-- Start Data listing --
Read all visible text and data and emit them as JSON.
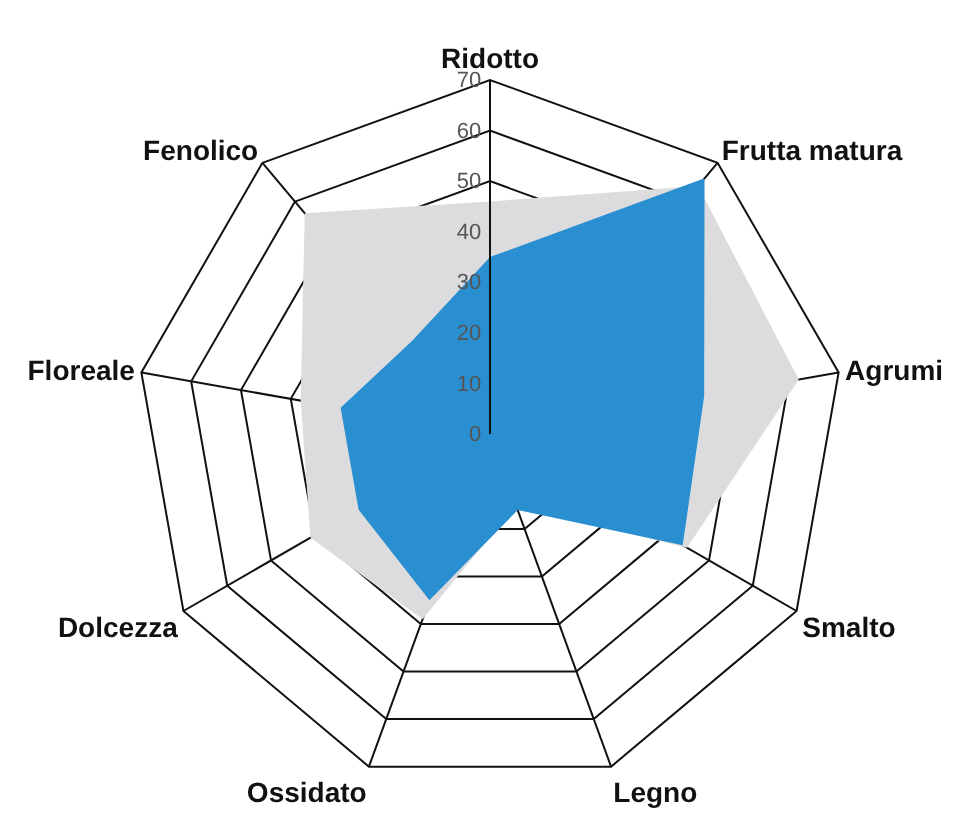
{
  "chart_data": {
    "type": "radar",
    "categories": [
      "Ridotto",
      "Frutta matura",
      "Agrumi",
      "Smalto",
      "Legno",
      "Ossidato",
      "Dolcezza",
      "Floreale",
      "Fenolico"
    ],
    "series": [
      {
        "color": "#dcdcde",
        "values": [
          46,
          64,
          62,
          45,
          15,
          39,
          41,
          38,
          57
        ]
      },
      {
        "color": "#2a8fd0",
        "values": [
          35,
          66,
          43,
          44,
          16,
          35,
          30,
          30,
          24
        ]
      }
    ],
    "ylim": [
      0,
      70
    ],
    "yticks": [
      0,
      10,
      20,
      30,
      40,
      50,
      60,
      70
    ],
    "grid": true,
    "marker": "none"
  }
}
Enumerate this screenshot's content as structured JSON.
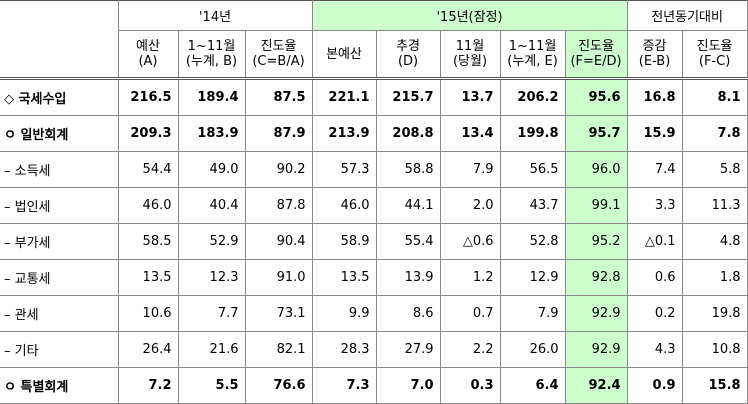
{
  "table": {
    "header_groups": [
      "'14년",
      "'15년(잠정)",
      "전년동기대비"
    ],
    "columns": [
      [
        "예산",
        "(A)"
      ],
      [
        "1~11월",
        "(누계, B)"
      ],
      [
        "진도율",
        "(C=B/A)"
      ],
      [
        "본예산"
      ],
      [
        "추경",
        "(D)"
      ],
      [
        "11월",
        "(당월)"
      ],
      [
        "1~11월",
        "(누계, E)"
      ],
      [
        "진도율",
        "(F=E/D)"
      ],
      [
        "증감",
        "(E-B)"
      ],
      [
        "진도율",
        "(F-C)"
      ]
    ],
    "highlight_color": "#ccffcc",
    "rows": [
      {
        "label": "◇ 국세수입",
        "bold": true,
        "cells": [
          "216.5",
          "189.4",
          "87.5",
          "221.1",
          "215.7",
          "13.7",
          "206.2",
          "95.6",
          "16.8",
          "8.1"
        ]
      },
      {
        "label": "ㅇ 일반회계",
        "bold": true,
        "cells": [
          "209.3",
          "183.9",
          "87.9",
          "213.9",
          "208.8",
          "13.4",
          "199.8",
          "95.7",
          "15.9",
          "7.8"
        ]
      },
      {
        "label": "– 소득세",
        "bold": false,
        "cells": [
          "54.4",
          "49.0",
          "90.2",
          "57.3",
          "58.8",
          "7.9",
          "56.5",
          "96.0",
          "7.4",
          "5.8"
        ]
      },
      {
        "label": "– 법인세",
        "bold": false,
        "cells": [
          "46.0",
          "40.4",
          "87.8",
          "46.0",
          "44.1",
          "2.0",
          "43.7",
          "99.1",
          "3.3",
          "11.3"
        ]
      },
      {
        "label": "– 부가세",
        "bold": false,
        "cells": [
          "58.5",
          "52.9",
          "90.4",
          "58.9",
          "55.4",
          "△0.6",
          "52.8",
          "95.2",
          "△0.1",
          "4.8"
        ]
      },
      {
        "label": "– 교통세",
        "bold": false,
        "cells": [
          "13.5",
          "12.3",
          "91.0",
          "13.5",
          "13.9",
          "1.2",
          "12.9",
          "92.8",
          "0.6",
          "1.8"
        ]
      },
      {
        "label": "– 관세",
        "bold": false,
        "cells": [
          "10.6",
          "7.7",
          "73.1",
          "9.9",
          "8.6",
          "0.7",
          "7.9",
          "92.9",
          "0.2",
          "19.8"
        ]
      },
      {
        "label": "– 기타",
        "bold": false,
        "cells": [
          "26.4",
          "21.6",
          "82.1",
          "28.3",
          "27.9",
          "2.2",
          "26.0",
          "92.9",
          "4.3",
          "10.8"
        ]
      },
      {
        "label": "ㅇ 특별회계",
        "bold": true,
        "cells": [
          "7.2",
          "5.5",
          "76.6",
          "7.3",
          "7.0",
          "0.3",
          "6.4",
          "92.4",
          "0.9",
          "15.8"
        ]
      }
    ]
  }
}
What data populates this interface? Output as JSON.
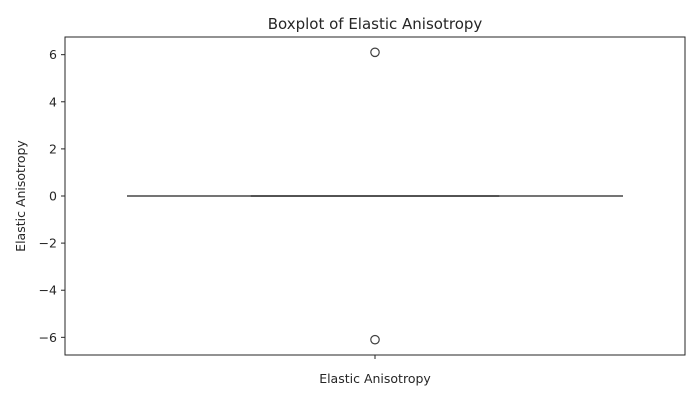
{
  "chart_data": {
    "type": "box",
    "title": "Boxplot of Elastic Anisotropy",
    "xlabel": "Elastic Anisotropy",
    "ylabel": "Elastic Anisotropy",
    "categories": [
      ""
    ],
    "ylim": [
      -6.75,
      6.75
    ],
    "yticks": [
      -6,
      -4,
      -2,
      0,
      2,
      4,
      6
    ],
    "ytick_labels": [
      "−6",
      "−4",
      "−2",
      "0",
      "2",
      "4",
      "6"
    ],
    "series": [
      {
        "whisker_low": 0,
        "q1": 0,
        "median": 0,
        "q3": 0,
        "whisker_high": 0,
        "outliers": [
          6.1,
          -6.1
        ]
      }
    ],
    "grid": false,
    "legend": "none",
    "colors": {
      "box_line": "#3f3f3f",
      "axis": "#262626",
      "outlier_edge": "#3f3f3f"
    }
  }
}
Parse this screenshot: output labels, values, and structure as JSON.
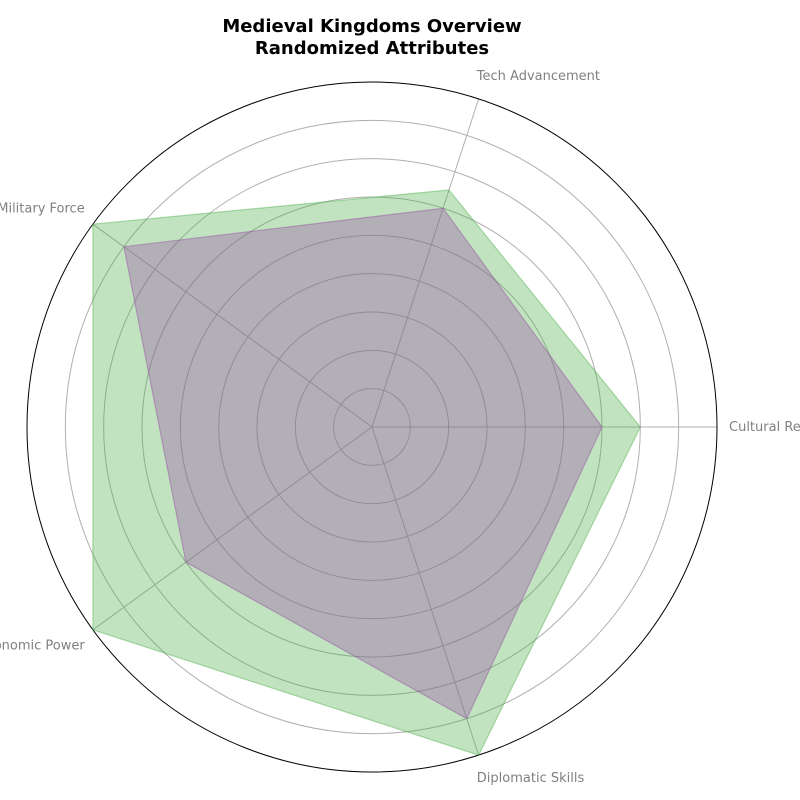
{
  "chart_data": {
    "type": "radar",
    "title": [
      "Medieval Kingdoms Overview",
      "Randomized Attributes"
    ],
    "categories": [
      "Cultural Reach",
      "Tech Advancement",
      "Military Force",
      "Economic Power",
      "Diplomatic Skills"
    ],
    "rmax": 9,
    "grid_levels": [
      1,
      2,
      3,
      4,
      5,
      6,
      7,
      8
    ],
    "tick_labels_shown": false,
    "grid": true,
    "legend": "none",
    "series": [
      {
        "values": [
          7,
          6.5,
          9,
          9,
          9
        ],
        "color": "#4daf4a",
        "opacity": 0.35
      },
      {
        "values": [
          6,
          6,
          8,
          6,
          8
        ],
        "color": "#984ea3",
        "opacity": 0.35
      }
    ]
  }
}
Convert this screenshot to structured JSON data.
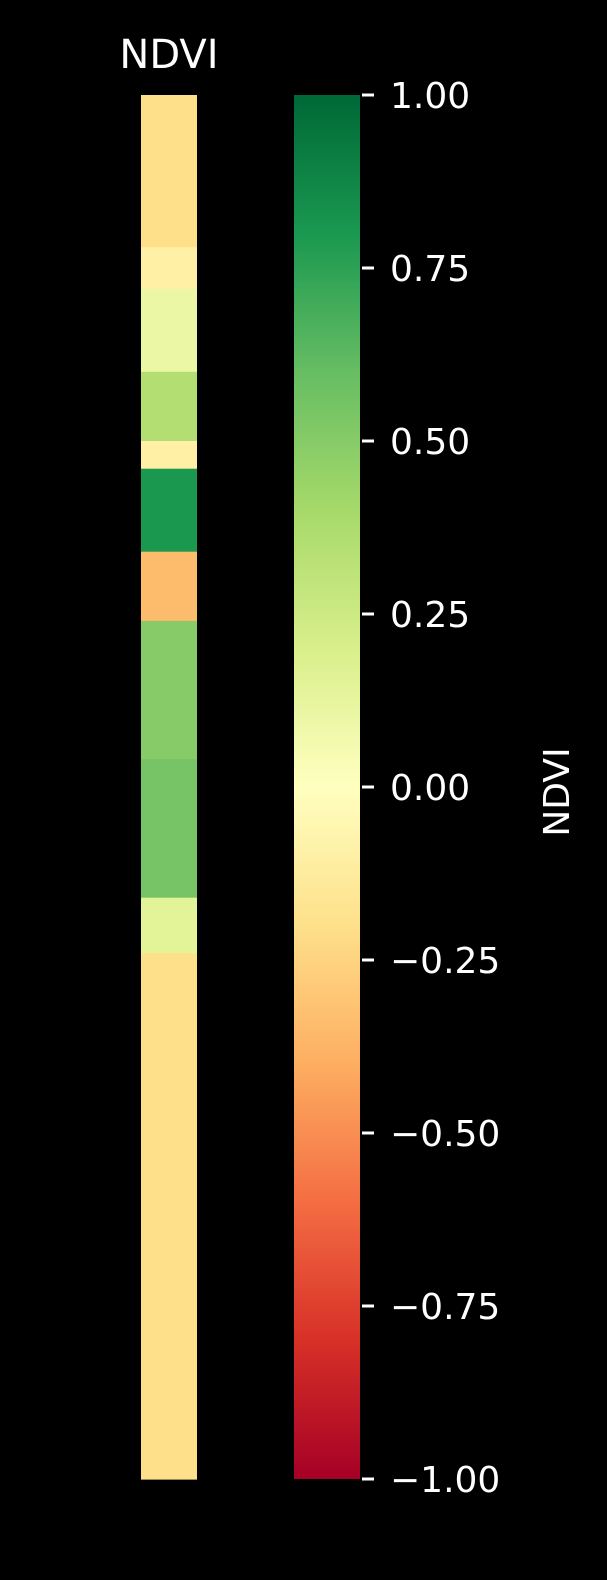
-- End Data listing --
Task – Where a line holds "Elastic", copy it out.

Output of the exercise –
    "title": "Boxplot of Elastic Anisotropy",
    "xlabel": "Elastic Anisotropy",
    "ylabel": "Elastic Anisotropy",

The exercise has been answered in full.